- [Problem]
Each line that holds the string "favicon" counts once; say how many such lines there are and add nothing.

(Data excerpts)
>>>>>

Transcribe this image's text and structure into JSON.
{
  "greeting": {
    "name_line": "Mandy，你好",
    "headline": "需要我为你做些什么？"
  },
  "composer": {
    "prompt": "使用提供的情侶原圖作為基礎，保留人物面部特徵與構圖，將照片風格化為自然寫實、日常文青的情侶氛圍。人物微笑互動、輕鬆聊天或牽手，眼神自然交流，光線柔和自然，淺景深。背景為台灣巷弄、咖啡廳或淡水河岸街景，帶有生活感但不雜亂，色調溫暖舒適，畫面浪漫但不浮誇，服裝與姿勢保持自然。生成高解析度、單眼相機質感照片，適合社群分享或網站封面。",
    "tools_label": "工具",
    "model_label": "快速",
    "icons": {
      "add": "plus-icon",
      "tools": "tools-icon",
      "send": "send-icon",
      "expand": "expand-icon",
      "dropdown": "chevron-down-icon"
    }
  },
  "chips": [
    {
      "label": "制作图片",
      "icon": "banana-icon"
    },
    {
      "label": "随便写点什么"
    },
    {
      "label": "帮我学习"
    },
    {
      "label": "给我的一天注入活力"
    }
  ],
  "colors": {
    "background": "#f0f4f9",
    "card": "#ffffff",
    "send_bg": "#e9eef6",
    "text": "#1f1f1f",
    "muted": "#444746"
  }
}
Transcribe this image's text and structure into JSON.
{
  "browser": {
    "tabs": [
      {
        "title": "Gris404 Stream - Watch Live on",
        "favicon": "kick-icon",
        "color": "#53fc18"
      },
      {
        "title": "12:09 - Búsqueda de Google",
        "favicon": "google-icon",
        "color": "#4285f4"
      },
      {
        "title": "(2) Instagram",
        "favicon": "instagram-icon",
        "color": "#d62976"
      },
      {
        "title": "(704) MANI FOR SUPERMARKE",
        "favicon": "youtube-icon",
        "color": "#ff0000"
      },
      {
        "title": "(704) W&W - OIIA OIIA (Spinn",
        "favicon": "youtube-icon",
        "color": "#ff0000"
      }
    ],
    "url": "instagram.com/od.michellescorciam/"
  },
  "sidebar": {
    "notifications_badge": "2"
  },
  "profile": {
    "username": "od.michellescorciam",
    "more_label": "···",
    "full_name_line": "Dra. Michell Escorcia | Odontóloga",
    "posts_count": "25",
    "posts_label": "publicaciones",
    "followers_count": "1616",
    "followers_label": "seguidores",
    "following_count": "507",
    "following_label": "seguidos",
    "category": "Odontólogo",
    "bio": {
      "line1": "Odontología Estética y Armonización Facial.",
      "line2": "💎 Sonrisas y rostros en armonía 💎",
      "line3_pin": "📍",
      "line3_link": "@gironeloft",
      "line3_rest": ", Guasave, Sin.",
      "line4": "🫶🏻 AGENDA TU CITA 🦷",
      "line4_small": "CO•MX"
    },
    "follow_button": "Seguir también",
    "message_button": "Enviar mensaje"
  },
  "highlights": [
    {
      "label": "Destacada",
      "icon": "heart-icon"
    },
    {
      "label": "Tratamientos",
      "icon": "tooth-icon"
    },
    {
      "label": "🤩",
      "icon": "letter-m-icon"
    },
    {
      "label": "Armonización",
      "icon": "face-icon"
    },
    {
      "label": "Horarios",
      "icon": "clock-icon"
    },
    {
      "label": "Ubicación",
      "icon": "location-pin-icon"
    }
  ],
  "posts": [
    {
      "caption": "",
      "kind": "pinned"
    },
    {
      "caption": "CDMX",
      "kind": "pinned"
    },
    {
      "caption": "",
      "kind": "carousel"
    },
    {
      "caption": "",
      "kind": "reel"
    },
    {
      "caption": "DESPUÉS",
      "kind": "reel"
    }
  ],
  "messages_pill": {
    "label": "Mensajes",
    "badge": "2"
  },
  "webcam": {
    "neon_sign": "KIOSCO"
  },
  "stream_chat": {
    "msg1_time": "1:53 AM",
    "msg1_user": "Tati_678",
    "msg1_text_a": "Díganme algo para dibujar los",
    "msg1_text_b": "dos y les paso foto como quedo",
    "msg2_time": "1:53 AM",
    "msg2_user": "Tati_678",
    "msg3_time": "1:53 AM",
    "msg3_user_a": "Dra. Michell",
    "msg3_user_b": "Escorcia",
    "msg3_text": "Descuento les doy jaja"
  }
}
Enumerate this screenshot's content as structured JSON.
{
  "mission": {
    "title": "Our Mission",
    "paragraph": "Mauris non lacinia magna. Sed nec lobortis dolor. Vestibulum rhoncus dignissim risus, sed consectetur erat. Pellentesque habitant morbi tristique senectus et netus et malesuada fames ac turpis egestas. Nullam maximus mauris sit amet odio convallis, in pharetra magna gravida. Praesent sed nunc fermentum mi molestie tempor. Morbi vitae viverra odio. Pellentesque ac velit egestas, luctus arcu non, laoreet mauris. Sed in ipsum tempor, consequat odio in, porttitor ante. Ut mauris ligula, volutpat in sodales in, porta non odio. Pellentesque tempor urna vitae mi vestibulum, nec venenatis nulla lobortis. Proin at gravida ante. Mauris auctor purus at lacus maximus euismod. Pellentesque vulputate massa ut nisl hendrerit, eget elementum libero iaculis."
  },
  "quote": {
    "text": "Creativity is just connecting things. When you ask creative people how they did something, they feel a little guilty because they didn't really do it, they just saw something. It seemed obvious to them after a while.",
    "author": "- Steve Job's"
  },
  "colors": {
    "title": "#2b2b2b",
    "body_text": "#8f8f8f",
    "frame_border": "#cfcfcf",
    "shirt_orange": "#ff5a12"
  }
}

<<<<<

- [Correct result]
5